** START OF DOCUMENT SECTION **

We must now evolve our education system once more, to keep it relevant to the economy and to the future. The April edition of The Economist carried an article titled “Coding in Schools, A is for Algorithm”. It discussed how computer coding – a fundamental in understanding and designing technology – is proliferating schools in many countries. For instance, computer science is slated to become part of England’s primary-school curriculum this September.
The article further noted that “Many other places are beefing up computer-science teaching, too. Israel was an early adopter, updating its high-school syllabus a decade ago; New Zealand and some German states recently did the same. Australia and Denmark are now following suit.”
These countries are taking steps to prepare their children and youths for the future. We must do the same. I am not saying that teaching coding is definitely the way to go; but it is important that our education planners adopt a future oriented attitude in curriculum development.
The consequences are dire for our young if our education does not match the needs of the economy. The case of Europe is a grim warning for us. Last year, I had the chance to discuss this subject with some European officials, who are deeply concerned about the Continent’s high youth unemployment. About 1 in 4 young people in Europe cannot find a job. That’s about 5.5 million young people in Europe out of work. In some EU member countries, youth unemployment rate can reach more than 50%.
However, at the same time there are about 2.5 million job vacancies with no one to fill them. Why? Because there is a mismatch of skills and lack of practical hands-on experience. There is a demand for labour in jobs requiring STEM knowledge (i.e. Scientific, Technical, Engineering and Mathematical knowledge). However, many young Europeans are not educated in these areas and despite having a degree are finding it difficult to secure a proper job. Many end up in temporary jobs.
The officers I met were concerned not only with the immediate impact on the young people’s well-being but also with the risks of long term scarring. They worry about an entire generation of young European people unable to find work for months or maybe years at a stretch, watching their contemporaries in other countries move far ahead while they stay static, feeling lost and depressed, and losing drive and hope during the prime years of their lives.
We must not allow Singapore to get into such a situation. We must enable our young people to have meaningful employment and to be empowered to support themselves and their families. We need to prepare our youth for diverse job opportunities, avoid ever letting them experience the despair of wasted youth, of losing hope in the prime years of their lives.
Of course, it is not enough to have an education system that only equips the most capable students to succeed. Our system must ensure that all young Singaporeans, with their different aptitudes and starting points, can have the best chance of succeeding in life. In this vein, I feel very heartened by the President’s statements – that “we will keep pathways upwards open to all Singaporeans, regardless of background or family circumstances” that “Singapore must remain a nation of opportunities for all. Those who do not succeed at first should have a second chance, indeed must always have the chance to try again.” I look forward to the Ministry of Education’s new initiatives to do this.

** END OF DOCUMENT SECTION **
** START OF PROVIDED DATA **

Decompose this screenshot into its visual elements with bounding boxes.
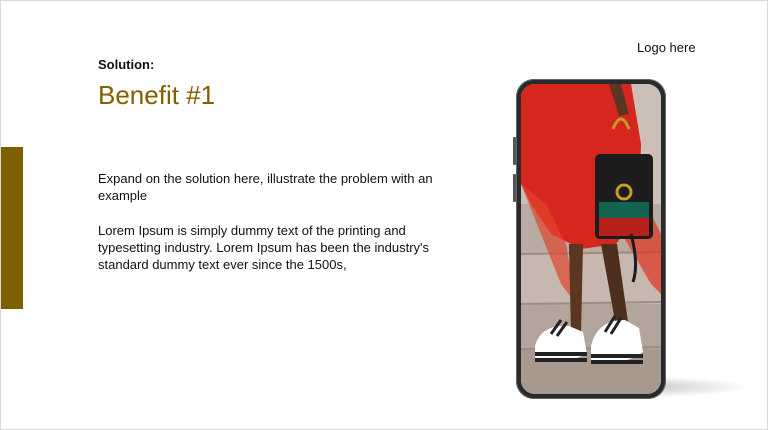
phone-side-button: [513, 137, 516, 165]
fashion-photo-icon: [521, 84, 661, 394]
logo-placeholder: Logo here: [637, 40, 696, 55]
accent-bar: [1, 147, 23, 309]
phone-side-button: [513, 174, 516, 202]
benefit-title: Benefit #1: [98, 80, 216, 110]
solution-paragraph: Expand on the solution here, illustrate …: [98, 171, 433, 203]
slide: Logo here Solution: Benefit #1 Expand on…: [0, 0, 768, 430]
solution-label: Solution:: [98, 57, 155, 72]
phone-mockup: [513, 79, 666, 399]
phone-screen: [521, 84, 661, 394]
lorem-paragraph: Lorem Ipsum is simply dummy text of the …: [98, 223, 430, 272]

** END OF PROVIDED DATA **

Rewrite the education passage between "The article further" and "in curriculum development.", inclusive, replacing "education planners" with "policy makers".

The article further noted that “Many other places are beefing up computer-science teaching, too. Israel was an early adopter, updating its high-school syllabus a decade ago; New Zealand and some German states recently did the same. Australia and Denmark are now following suit.”
These countries are taking steps to prepare their children and youths for the future. We must do the same. I am not saying that teaching coding is definitely the way to go; but it is important that our policy makers adopt a future oriented attitude in curriculum development.